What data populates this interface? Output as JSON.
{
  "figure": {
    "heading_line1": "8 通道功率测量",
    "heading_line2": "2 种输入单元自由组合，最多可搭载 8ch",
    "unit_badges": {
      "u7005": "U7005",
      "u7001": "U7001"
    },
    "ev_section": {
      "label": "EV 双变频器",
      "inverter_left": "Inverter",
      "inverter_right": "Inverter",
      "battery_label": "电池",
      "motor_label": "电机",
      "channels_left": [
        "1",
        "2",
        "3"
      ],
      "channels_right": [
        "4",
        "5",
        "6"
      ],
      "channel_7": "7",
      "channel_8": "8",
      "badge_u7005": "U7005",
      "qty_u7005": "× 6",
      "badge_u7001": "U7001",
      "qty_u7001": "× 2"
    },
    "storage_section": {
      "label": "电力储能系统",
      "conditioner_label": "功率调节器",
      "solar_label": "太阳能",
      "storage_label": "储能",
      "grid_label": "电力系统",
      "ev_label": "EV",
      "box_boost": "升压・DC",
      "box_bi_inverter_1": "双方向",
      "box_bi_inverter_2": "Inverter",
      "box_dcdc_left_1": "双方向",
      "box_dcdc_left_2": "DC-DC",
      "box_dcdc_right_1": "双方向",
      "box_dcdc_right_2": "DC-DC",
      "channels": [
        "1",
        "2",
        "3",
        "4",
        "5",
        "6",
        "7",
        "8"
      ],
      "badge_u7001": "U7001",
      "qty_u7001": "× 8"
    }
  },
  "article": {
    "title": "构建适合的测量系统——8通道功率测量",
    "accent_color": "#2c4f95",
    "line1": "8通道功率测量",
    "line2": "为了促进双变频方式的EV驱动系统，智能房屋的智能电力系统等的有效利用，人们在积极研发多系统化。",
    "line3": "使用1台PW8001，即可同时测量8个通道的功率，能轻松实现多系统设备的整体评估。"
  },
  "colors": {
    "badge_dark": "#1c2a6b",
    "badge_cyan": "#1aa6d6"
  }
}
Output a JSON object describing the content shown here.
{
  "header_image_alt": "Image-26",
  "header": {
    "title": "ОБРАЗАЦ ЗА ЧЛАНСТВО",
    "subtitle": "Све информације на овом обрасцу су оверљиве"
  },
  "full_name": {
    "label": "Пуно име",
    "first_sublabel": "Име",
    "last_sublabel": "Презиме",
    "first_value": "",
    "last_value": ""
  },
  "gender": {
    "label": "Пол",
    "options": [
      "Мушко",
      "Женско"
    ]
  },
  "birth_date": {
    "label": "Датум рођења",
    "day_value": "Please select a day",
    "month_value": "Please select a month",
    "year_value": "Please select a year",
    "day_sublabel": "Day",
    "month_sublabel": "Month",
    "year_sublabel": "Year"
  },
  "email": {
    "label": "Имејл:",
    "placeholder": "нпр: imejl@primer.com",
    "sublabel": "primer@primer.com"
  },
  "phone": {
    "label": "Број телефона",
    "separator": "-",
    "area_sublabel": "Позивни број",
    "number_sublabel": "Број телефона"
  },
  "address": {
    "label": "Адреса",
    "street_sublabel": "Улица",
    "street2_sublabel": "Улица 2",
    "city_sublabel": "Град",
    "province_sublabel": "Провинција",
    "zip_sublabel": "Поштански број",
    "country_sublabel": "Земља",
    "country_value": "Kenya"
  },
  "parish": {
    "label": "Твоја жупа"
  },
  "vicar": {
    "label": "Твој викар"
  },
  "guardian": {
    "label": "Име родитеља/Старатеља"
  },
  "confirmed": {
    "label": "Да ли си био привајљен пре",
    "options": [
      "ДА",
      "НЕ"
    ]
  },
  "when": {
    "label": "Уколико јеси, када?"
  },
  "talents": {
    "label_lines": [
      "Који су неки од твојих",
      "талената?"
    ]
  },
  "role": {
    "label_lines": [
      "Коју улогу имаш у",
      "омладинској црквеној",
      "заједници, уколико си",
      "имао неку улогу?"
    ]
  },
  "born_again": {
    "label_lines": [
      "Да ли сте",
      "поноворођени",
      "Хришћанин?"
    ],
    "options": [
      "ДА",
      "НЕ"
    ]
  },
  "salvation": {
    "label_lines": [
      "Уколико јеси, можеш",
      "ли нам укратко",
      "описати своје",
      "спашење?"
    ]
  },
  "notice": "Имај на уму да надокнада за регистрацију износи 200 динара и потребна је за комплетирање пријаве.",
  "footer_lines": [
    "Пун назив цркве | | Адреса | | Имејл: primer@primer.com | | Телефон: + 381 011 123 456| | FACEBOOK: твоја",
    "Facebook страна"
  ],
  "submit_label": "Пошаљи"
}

★ ★ ★ ★

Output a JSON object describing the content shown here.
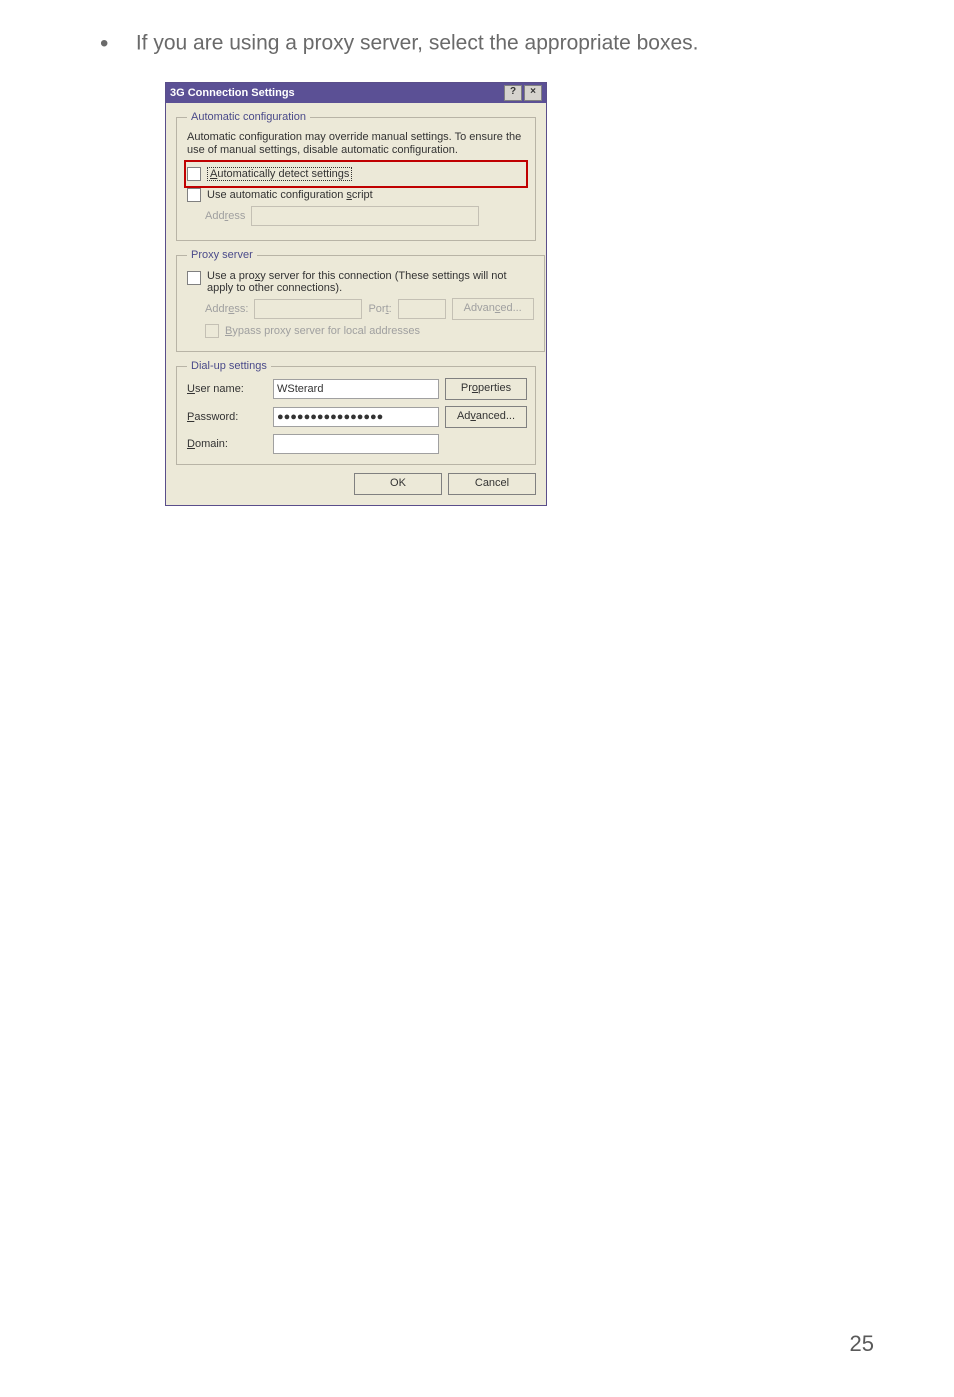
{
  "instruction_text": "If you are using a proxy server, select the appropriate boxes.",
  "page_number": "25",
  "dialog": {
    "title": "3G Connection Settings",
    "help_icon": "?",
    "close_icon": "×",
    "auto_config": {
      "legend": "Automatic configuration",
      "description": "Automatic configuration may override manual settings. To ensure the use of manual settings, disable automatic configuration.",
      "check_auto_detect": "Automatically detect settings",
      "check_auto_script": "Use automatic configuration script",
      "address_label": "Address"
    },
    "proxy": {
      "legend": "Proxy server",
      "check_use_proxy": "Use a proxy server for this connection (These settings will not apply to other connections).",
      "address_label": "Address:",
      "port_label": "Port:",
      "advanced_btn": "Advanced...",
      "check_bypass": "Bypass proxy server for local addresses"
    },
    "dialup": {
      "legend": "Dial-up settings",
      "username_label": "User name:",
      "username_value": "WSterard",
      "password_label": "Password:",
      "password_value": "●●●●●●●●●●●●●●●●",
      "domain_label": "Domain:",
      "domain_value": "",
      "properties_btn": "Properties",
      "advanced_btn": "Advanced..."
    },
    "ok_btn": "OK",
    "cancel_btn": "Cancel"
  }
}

★ ★ ★ ★

> [Exercise description]: Write down only the number of lines that contain the string "Advanced" in the listing.

> [Final result]: 2